Begin

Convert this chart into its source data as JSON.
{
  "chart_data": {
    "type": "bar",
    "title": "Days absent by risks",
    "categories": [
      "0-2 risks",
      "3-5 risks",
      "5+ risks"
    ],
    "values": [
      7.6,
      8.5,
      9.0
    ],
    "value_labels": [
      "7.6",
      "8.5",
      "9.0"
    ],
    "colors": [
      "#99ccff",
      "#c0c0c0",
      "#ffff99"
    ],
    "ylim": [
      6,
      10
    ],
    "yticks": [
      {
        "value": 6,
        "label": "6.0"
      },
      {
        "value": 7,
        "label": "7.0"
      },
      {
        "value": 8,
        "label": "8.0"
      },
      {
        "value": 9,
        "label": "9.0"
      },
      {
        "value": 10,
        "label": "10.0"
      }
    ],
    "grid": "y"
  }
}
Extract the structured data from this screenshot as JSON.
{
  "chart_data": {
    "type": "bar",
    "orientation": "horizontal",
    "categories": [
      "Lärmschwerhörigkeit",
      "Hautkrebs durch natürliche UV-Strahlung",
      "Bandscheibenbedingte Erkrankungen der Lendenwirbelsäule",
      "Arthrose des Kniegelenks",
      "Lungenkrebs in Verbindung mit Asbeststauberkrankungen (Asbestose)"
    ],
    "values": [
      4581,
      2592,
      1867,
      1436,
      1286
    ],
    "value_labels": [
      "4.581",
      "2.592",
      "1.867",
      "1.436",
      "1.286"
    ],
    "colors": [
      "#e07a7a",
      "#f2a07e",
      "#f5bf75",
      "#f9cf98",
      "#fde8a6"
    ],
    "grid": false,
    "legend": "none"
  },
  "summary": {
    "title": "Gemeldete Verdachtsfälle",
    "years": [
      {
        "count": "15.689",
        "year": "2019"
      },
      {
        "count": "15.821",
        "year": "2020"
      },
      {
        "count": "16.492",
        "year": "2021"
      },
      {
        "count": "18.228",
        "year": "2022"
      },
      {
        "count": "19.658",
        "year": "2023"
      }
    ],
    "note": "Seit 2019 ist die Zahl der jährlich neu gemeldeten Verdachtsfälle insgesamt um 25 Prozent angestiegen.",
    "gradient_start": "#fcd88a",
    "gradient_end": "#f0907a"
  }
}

End

THE EXERCISE ->
Please set down the whole listing above without altering a single line.

RESPONSE TO THE EXERCISE ->
Convert this chart into its source data as JSON.
{
  "chart_data": {
    "type": "bar",
    "title": "Days absent by risks",
    "categories": [
      "0-2 risks",
      "3-5 risks",
      "5+ risks"
    ],
    "values": [
      7.6,
      8.5,
      9.0
    ],
    "value_labels": [
      "7.6",
      "8.5",
      "9.0"
    ],
    "colors": [
      "#99ccff",
      "#c0c0c0",
      "#ffff99"
    ],
    "ylim": [
      6,
      10
    ],
    "yticks": [
      {
        "value": 6,
        "label": "6.0"
      },
      {
        "value": 7,
        "label": "7.0"
      },
      {
        "value": 8,
        "label": "8.0"
      },
      {
        "value": 9,
        "label": "9.0"
      },
      {
        "value": 10,
        "label": "10.0"
      }
    ],
    "grid": "y"
  }
}
Extract the structured data from this screenshot as JSON.
{
  "chart_data": {
    "type": "bar",
    "orientation": "horizontal",
    "categories": [
      "Lärmschwerhörigkeit",
      "Hautkrebs durch natürliche UV-Strahlung",
      "Bandscheibenbedingte Erkrankungen der Lendenwirbelsäule",
      "Arthrose des Kniegelenks",
      "Lungenkrebs in Verbindung mit Asbeststauberkrankungen (Asbestose)"
    ],
    "values": [
      4581,
      2592,
      1867,
      1436,
      1286
    ],
    "value_labels": [
      "4.581",
      "2.592",
      "1.867",
      "1.436",
      "1.286"
    ],
    "colors": [
      "#e07a7a",
      "#f2a07e",
      "#f5bf75",
      "#f9cf98",
      "#fde8a6"
    ],
    "grid": false,
    "legend": "none"
  },
  "summary": {
    "title": "Gemeldete Verdachtsfälle",
    "years": [
      {
        "count": "15.689",
        "year": "2019"
      },
      {
        "count": "15.821",
        "year": "2020"
      },
      {
        "count": "16.492",
        "year": "2021"
      },
      {
        "count": "18.228",
        "year": "2022"
      },
      {
        "count": "19.658",
        "year": "2023"
      }
    ],
    "note": "Seit 2019 ist die Zahl der jährlich neu gemeldeten Verdachtsfälle insgesamt um 25 Prozent angestiegen.",
    "gradient_start": "#fcd88a",
    "gradient_end": "#f0907a"
  }
}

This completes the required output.